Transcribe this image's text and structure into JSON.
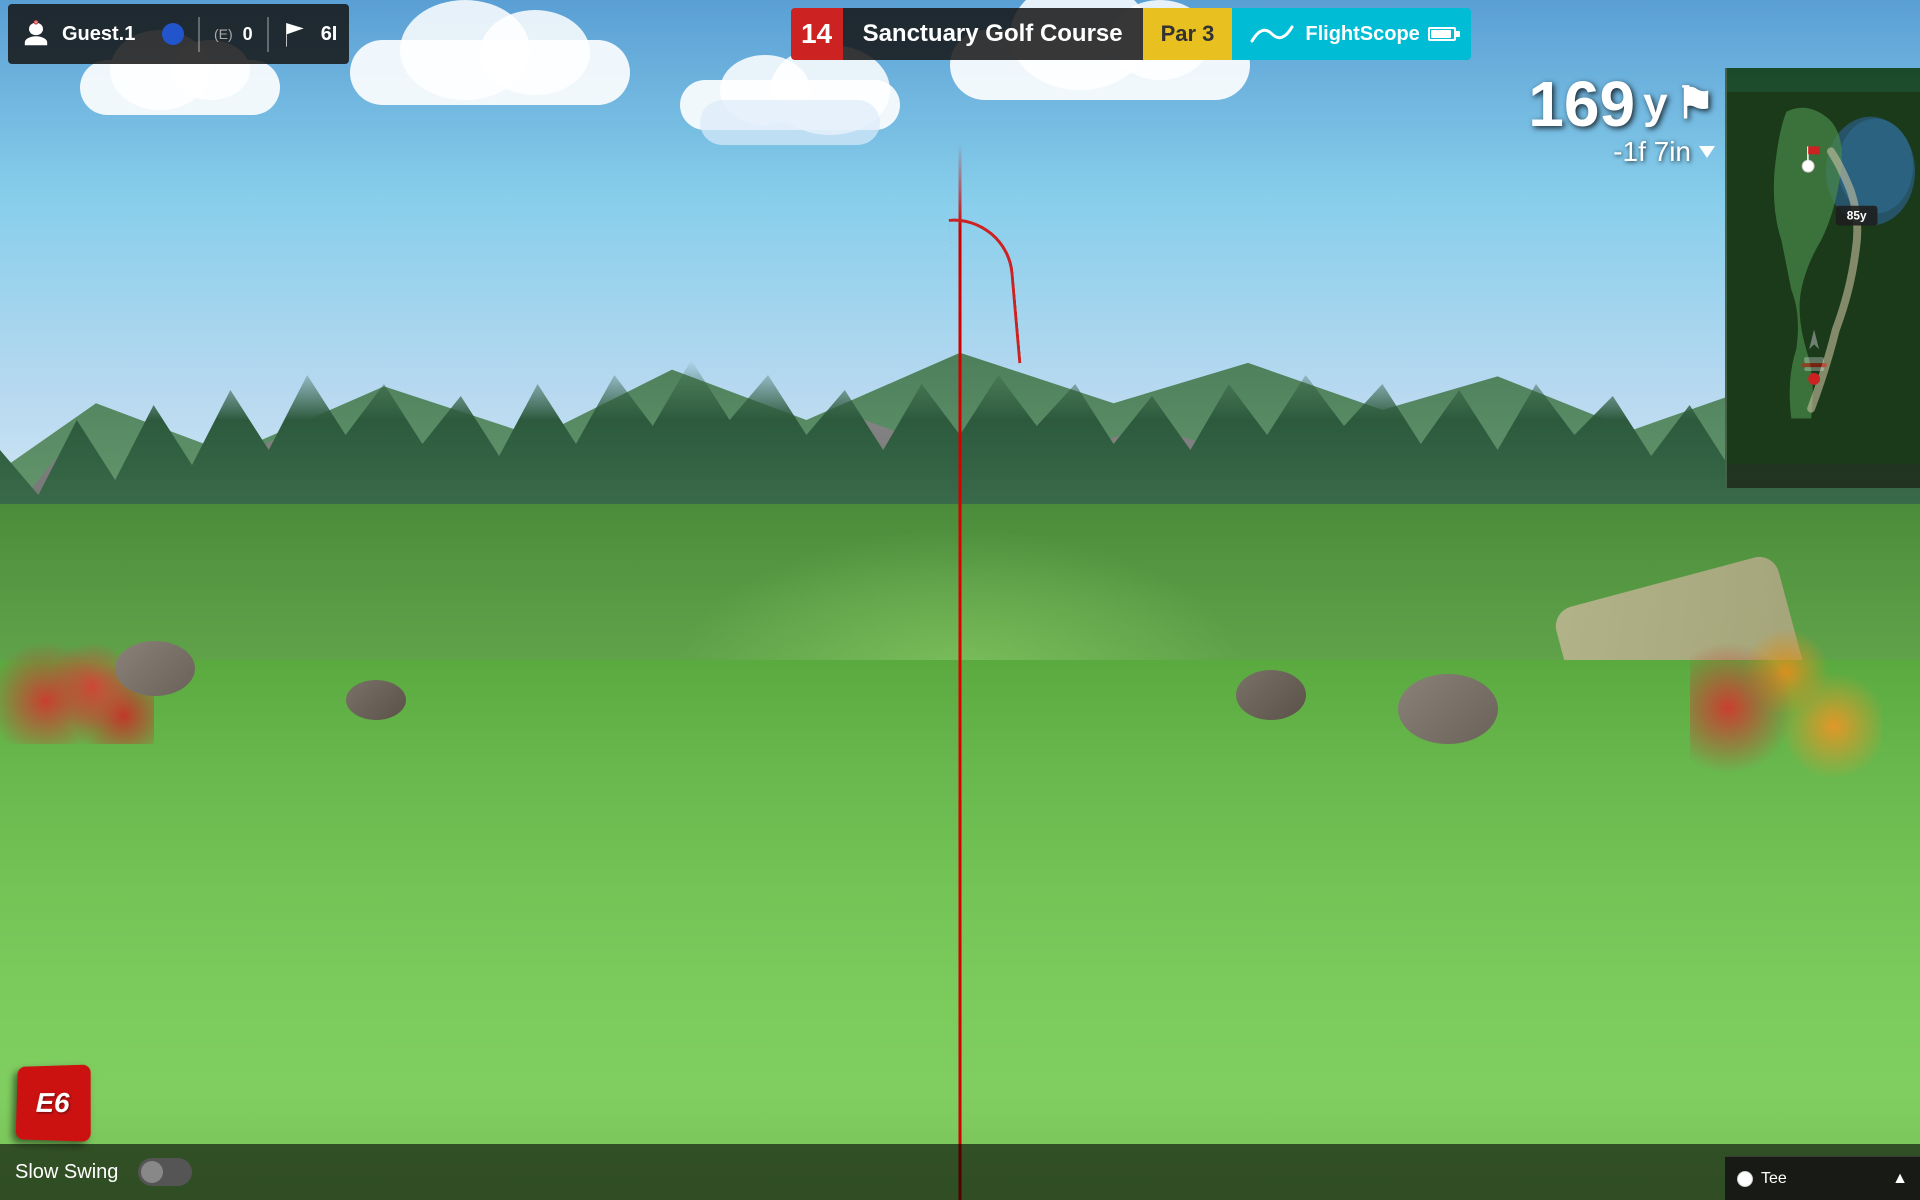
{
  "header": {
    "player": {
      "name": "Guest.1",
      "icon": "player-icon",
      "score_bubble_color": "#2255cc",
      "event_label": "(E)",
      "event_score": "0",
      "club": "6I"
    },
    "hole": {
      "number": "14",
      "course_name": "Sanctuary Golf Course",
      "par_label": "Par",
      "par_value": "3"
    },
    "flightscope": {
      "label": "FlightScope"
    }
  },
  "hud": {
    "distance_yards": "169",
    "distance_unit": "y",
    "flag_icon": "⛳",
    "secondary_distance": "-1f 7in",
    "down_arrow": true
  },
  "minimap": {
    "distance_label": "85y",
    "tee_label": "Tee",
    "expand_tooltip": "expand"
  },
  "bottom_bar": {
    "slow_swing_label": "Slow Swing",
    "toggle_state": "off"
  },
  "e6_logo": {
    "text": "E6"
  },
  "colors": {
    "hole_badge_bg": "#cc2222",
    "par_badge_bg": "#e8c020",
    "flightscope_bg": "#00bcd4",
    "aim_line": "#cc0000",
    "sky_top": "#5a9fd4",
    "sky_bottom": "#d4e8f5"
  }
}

## Given request
Transcribe the material as is, with images omitted.

## The solution
Transcribe this image's text and structure into JSON.
{
  "header": {
    "player": {
      "name": "Guest.1",
      "icon": "player-icon",
      "score_bubble_color": "#2255cc",
      "event_label": "(E)",
      "event_score": "0",
      "club": "6I"
    },
    "hole": {
      "number": "14",
      "course_name": "Sanctuary Golf Course",
      "par_label": "Par",
      "par_value": "3"
    },
    "flightscope": {
      "label": "FlightScope"
    }
  },
  "hud": {
    "distance_yards": "169",
    "distance_unit": "y",
    "flag_icon": "⛳",
    "secondary_distance": "-1f 7in",
    "down_arrow": true
  },
  "minimap": {
    "distance_label": "85y",
    "tee_label": "Tee",
    "expand_tooltip": "expand"
  },
  "bottom_bar": {
    "slow_swing_label": "Slow Swing",
    "toggle_state": "off"
  },
  "e6_logo": {
    "text": "E6"
  },
  "colors": {
    "hole_badge_bg": "#cc2222",
    "par_badge_bg": "#e8c020",
    "flightscope_bg": "#00bcd4",
    "aim_line": "#cc0000",
    "sky_top": "#5a9fd4",
    "sky_bottom": "#d4e8f5"
  }
}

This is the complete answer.